Records contained in a dataset:
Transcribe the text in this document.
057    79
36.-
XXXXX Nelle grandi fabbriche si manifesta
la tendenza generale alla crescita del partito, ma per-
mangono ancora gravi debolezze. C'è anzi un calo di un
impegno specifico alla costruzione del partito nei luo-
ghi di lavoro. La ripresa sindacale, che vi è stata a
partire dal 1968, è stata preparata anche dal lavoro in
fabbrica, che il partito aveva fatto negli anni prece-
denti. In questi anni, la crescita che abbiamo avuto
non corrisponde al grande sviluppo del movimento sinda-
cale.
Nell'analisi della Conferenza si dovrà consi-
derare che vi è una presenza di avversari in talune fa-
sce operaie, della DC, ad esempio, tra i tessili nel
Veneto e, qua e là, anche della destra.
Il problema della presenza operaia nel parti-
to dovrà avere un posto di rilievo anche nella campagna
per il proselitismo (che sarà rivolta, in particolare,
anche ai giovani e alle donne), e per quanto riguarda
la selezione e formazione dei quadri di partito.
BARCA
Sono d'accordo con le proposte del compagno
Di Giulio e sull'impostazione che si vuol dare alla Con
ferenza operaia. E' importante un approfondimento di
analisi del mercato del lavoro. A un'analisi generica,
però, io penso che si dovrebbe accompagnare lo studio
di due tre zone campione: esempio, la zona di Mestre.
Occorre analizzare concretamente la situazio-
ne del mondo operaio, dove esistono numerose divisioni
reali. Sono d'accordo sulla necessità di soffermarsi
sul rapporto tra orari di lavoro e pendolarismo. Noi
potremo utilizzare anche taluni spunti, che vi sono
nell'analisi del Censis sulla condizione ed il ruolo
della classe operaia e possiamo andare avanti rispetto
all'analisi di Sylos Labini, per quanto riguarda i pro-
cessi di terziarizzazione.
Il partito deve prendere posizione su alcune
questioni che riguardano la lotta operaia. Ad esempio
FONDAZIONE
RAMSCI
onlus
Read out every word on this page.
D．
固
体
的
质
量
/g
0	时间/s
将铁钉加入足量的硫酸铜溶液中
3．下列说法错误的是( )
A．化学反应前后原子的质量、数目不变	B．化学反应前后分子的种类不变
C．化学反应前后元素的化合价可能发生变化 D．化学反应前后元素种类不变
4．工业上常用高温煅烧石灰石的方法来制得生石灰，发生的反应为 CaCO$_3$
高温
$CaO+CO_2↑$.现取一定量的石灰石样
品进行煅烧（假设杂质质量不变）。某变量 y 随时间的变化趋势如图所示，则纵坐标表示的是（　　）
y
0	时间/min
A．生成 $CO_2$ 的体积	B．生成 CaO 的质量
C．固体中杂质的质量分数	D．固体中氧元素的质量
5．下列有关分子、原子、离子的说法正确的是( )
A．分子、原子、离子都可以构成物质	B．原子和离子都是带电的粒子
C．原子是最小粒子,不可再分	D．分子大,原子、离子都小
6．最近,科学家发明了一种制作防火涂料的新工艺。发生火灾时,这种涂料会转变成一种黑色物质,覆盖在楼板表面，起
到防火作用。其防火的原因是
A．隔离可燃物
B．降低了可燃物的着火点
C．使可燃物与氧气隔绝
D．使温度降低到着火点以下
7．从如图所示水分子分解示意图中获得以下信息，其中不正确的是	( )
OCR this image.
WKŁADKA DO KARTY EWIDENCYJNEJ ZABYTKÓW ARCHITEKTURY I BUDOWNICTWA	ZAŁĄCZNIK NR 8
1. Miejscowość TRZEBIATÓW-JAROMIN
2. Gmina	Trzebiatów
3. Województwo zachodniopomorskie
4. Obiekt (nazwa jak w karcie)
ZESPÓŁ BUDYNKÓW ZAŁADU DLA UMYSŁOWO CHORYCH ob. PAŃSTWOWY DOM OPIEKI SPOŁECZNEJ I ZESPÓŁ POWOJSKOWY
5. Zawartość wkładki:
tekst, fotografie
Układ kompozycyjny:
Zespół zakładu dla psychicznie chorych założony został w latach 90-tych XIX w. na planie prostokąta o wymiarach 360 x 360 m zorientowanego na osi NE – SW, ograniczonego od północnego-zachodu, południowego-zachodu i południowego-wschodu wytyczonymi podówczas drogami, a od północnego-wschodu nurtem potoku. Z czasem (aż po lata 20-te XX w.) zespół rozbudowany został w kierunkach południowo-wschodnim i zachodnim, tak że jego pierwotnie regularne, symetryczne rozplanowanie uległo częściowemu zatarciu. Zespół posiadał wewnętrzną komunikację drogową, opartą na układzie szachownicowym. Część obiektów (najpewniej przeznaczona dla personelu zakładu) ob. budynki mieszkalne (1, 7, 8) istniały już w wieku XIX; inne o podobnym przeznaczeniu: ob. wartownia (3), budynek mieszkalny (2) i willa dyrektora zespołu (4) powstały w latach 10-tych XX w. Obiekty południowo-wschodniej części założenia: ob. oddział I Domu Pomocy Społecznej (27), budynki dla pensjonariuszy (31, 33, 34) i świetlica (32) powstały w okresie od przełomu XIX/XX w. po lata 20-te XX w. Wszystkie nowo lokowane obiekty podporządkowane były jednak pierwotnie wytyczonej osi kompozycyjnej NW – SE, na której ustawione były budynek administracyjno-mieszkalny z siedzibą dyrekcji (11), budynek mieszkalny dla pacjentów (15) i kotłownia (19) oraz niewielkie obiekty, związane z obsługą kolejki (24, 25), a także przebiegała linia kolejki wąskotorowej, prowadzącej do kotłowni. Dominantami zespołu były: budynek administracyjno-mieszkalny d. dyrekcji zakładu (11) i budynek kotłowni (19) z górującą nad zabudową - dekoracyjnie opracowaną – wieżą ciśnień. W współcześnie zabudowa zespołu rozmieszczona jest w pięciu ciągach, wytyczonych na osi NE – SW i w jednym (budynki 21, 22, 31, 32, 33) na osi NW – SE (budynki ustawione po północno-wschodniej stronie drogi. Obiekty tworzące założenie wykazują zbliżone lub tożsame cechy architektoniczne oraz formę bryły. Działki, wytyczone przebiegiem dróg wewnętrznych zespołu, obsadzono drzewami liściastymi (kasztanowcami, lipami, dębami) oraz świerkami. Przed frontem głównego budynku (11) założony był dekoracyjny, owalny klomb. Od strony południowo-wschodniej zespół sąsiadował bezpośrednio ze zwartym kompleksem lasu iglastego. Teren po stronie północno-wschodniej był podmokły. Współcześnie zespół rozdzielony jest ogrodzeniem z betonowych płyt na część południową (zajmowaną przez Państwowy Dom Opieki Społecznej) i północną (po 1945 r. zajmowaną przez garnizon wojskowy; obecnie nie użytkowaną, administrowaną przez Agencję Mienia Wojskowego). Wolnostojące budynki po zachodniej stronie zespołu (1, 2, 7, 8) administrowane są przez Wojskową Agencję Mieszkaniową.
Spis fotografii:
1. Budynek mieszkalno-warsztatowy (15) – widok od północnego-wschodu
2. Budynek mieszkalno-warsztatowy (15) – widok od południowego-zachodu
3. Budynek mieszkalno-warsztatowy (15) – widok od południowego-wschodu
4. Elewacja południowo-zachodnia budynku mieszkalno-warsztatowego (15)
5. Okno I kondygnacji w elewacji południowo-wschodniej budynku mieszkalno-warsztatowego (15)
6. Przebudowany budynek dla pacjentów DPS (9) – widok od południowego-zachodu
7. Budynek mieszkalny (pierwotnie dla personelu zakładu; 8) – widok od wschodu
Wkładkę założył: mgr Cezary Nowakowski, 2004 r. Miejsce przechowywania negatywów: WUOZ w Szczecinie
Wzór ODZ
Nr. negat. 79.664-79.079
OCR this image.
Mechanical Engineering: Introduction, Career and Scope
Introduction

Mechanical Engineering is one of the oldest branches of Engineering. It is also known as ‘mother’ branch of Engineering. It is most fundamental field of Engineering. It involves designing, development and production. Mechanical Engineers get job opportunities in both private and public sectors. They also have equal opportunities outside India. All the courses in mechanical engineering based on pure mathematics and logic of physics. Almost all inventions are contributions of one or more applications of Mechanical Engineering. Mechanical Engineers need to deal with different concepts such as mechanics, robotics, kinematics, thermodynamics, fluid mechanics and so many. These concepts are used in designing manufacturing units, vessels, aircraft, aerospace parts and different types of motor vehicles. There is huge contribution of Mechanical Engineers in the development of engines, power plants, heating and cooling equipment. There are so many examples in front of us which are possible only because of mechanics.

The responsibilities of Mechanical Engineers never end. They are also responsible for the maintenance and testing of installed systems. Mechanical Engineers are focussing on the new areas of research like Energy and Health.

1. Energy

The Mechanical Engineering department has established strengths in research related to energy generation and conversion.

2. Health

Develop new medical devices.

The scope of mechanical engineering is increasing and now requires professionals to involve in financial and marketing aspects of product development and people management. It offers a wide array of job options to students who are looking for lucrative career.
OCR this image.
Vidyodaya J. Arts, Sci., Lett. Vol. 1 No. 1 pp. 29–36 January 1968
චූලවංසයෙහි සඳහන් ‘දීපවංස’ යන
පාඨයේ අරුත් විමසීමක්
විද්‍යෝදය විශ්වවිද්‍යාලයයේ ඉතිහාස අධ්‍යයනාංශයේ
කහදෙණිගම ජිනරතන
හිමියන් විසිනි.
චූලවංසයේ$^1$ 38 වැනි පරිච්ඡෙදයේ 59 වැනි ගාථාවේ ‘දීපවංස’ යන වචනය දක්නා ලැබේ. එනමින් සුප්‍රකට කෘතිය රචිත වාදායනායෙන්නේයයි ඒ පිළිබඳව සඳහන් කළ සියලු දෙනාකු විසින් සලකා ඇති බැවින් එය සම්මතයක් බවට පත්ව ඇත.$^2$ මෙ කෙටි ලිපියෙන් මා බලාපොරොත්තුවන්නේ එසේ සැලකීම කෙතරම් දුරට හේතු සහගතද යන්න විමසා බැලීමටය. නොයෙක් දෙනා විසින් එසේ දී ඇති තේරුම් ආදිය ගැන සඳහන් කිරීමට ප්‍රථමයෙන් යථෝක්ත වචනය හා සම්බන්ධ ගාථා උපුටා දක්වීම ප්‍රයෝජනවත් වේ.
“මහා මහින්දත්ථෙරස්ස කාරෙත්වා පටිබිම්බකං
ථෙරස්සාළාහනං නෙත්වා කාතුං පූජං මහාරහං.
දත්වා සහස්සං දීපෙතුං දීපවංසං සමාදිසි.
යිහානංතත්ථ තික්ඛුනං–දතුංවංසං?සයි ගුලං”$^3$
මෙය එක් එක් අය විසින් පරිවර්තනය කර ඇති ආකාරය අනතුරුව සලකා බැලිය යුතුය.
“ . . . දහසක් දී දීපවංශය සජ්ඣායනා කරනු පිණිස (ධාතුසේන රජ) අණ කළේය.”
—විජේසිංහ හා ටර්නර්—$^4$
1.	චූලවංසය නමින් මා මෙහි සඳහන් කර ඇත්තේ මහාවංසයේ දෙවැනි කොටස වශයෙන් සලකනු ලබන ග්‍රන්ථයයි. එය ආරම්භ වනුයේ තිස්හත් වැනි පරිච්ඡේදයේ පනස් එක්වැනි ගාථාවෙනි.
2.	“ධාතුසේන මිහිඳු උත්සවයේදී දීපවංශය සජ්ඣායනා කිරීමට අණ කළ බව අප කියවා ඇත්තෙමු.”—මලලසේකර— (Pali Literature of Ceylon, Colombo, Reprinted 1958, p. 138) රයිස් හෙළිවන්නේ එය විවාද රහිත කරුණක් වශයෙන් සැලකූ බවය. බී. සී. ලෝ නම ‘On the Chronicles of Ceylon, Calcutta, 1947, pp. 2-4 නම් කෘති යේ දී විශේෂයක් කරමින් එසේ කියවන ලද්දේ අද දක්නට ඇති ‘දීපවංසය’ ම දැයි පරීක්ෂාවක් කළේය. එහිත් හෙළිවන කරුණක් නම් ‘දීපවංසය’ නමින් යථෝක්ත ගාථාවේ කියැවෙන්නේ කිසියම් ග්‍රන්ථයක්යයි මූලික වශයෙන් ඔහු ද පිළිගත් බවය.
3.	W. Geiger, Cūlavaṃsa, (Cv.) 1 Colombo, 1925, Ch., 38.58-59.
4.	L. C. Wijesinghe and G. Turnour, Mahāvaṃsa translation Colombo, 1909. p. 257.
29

▶ EXERCISE OBJECTIVE:
Which lines contain "sulla"? Copy each of them.

▶ ANSWER FOR THE TASK:
reali. Sono d'accordo sulla necessità di soffermarsi
nell'analisi del Censis sulla condizione ed il ruolo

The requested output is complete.